Texte à lire:
La non-violence éducative s’impose progressivement dans les écoles béninoises. Mais sur le terrain, la transition est loin d’être simple. Entre abandon des anciennes pratiques et quête d’une autorité nouvelle, les enseignants naviguent à vue. Témoignage sans détour de Crépin Gnimadi, instituteur au primaire, au micro du journaliste Firmin Dannon.

Changer les réflexes, pas seulement les règles

Pour cet enseignant, la non-violence éducative ne doit pas être perçue comme une contrainte imposée, mais comme une évolution nécessaire. Elle consiste à enseigner et corriger sans recourir aux coups, aux insultes ou aux humiliations.

Mais au-delà des textes, c’est un véritable changement de mentalité qu’il appelle de ses vœux.
“Il faut abandonner certaines habitudes”, confie-t-il, conscient que les pratiques héritées du passé restent encore bien ancrées dans certaines salles de classe.

Sanctionner autrement, encourager davantage

Dans son quotidien, Crépin Gnimandi tente d’appliquer des méthodes alternatives. Retenir un élève après les cours, lui accorder un temps de réflexion pendant la récréation, avertir les parents : autant de leviers pour maintenir la discipline sans violence.

Il insiste aussi sur l’importance de la valorisation : encourager les élèves méritants, offrir de petites récompenses, reconnaître les efforts. Une approche qui vise à renforcer les comportements positifs plutôt que de se focaliser uniquement sur les erreurs.

Cependant, certaines pratiques comme mettre un élève à genoux subsistent encore, preuve que la rupture avec les anciennes méthodes n’est pas totalement consommée.

Une autorité en perte de repères

Le constat est sans appel : l’autorité de l’enseignant est aujourd’hui fragilisée.
Les élèves, mieux informés de leurs droits, savent que les sanctions physiques sont proscrites. Une évolution salutaire, mais qui, selon lui, a aussi des effets pervers.

“La peur a disparu, mais le respect n’est pas toujours au rendez-vous”, observe t-il.
Dans certaines classes, cela se traduit par un relâchement du cadre et une baisse du niveau scolaire.
Face à ces défis, l’enseignant doit redoubler d’ingéniosité pour maintenir l’ordre et capter l’attention.

Sensibiliser et revaloriser

Pour sortir de cette impasse, Crépin Gnimadi appelle à une mobilisation plus large. Il plaide pour des campagnes de sensibilisation à la radio et à la télévision, afin d’impliquer les enfants, les parents et toute la société.

Données sources:

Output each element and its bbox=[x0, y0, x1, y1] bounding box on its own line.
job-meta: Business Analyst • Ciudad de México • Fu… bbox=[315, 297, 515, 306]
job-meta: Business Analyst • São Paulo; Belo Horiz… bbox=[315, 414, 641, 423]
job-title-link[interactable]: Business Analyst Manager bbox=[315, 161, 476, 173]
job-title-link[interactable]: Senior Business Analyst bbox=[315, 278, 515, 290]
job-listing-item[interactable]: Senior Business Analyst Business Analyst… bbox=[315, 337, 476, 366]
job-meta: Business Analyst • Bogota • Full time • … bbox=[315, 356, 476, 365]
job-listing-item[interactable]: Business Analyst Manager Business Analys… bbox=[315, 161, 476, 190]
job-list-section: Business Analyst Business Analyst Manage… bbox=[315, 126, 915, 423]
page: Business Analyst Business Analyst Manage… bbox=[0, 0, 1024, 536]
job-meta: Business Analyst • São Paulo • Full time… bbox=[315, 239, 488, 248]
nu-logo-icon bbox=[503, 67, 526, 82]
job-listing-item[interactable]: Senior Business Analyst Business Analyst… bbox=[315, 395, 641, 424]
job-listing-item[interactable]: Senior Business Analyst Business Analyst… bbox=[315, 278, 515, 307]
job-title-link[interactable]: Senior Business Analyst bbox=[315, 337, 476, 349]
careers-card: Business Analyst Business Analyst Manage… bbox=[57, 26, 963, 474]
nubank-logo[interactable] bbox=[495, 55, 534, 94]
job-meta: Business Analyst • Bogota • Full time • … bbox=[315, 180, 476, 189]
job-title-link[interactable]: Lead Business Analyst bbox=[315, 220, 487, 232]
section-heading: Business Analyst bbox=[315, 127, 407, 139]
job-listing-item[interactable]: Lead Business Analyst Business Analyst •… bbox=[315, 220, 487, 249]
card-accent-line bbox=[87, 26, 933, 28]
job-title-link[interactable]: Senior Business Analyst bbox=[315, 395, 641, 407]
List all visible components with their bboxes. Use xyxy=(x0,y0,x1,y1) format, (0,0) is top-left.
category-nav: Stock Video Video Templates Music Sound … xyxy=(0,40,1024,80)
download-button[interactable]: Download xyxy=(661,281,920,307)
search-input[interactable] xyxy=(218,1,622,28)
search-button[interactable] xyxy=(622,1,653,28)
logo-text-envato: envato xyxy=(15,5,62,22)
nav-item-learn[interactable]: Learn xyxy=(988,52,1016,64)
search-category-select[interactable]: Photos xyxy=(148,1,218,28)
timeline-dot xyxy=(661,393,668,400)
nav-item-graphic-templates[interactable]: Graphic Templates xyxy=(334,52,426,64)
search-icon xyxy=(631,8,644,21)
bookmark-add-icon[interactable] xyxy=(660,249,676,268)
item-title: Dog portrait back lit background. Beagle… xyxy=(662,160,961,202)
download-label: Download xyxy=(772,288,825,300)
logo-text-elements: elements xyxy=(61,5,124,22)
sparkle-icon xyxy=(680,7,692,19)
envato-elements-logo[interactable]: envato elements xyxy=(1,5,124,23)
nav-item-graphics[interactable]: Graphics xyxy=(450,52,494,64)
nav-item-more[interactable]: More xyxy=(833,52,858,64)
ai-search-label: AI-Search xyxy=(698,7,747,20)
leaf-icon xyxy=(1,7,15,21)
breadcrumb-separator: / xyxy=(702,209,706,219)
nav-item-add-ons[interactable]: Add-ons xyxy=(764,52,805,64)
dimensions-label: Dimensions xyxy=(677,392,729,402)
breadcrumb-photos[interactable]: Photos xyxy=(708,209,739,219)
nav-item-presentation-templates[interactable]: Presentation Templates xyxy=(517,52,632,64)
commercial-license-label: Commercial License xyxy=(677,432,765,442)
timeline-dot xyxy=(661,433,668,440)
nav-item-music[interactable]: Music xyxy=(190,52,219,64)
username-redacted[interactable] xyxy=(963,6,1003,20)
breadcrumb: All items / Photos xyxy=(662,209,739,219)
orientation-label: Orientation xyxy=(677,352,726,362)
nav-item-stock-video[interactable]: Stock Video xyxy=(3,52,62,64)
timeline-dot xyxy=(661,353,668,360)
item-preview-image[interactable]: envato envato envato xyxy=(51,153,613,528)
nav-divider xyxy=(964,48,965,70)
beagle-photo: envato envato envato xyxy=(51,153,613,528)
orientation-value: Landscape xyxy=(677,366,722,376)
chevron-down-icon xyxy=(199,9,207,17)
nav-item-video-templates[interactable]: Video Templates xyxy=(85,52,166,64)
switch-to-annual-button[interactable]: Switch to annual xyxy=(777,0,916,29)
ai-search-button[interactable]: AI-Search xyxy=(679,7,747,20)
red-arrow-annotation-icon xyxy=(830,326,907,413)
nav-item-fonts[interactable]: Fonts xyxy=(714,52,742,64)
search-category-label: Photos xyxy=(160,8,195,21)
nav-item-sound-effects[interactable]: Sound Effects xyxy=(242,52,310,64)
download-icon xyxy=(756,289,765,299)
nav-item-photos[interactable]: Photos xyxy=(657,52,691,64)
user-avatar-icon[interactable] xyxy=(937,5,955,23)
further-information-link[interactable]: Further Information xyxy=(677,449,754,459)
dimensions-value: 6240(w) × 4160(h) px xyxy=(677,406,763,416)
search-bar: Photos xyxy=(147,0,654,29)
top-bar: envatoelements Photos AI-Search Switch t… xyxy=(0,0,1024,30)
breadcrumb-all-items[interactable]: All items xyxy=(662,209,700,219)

Énoncé du problème: Veuillez recopier l'extrait du texte sur la non-violence éducative qui commence aux mots « Dans son quotidien, Crépin » et s'arrête après « pas totalement consommée. ». Substituez-y « gratifications » à « récompenses ».

Réponse rédigée:
Dans son quotidien, Crépin Gnimandi tente d’appliquer des méthodes alternatives. Retenir un élève après les cours, lui accorder un temps de réflexion pendant la récréation, avertir les parents : autant de leviers pour maintenir la discipline sans violence.

Il insiste aussi sur l’importance de la valorisation : encourager les élèves méritants, offrir de petites gratifications, reconnaître les efforts. Une approche qui vise à renforcer les comportements positifs plutôt que de se focaliser uniquement sur les erreurs.

Cependant, certaines pratiques comme mettre un élève à genoux subsistent encore, preuve que la rupture avec les anciennes méthodes n’est pas totalement consommée.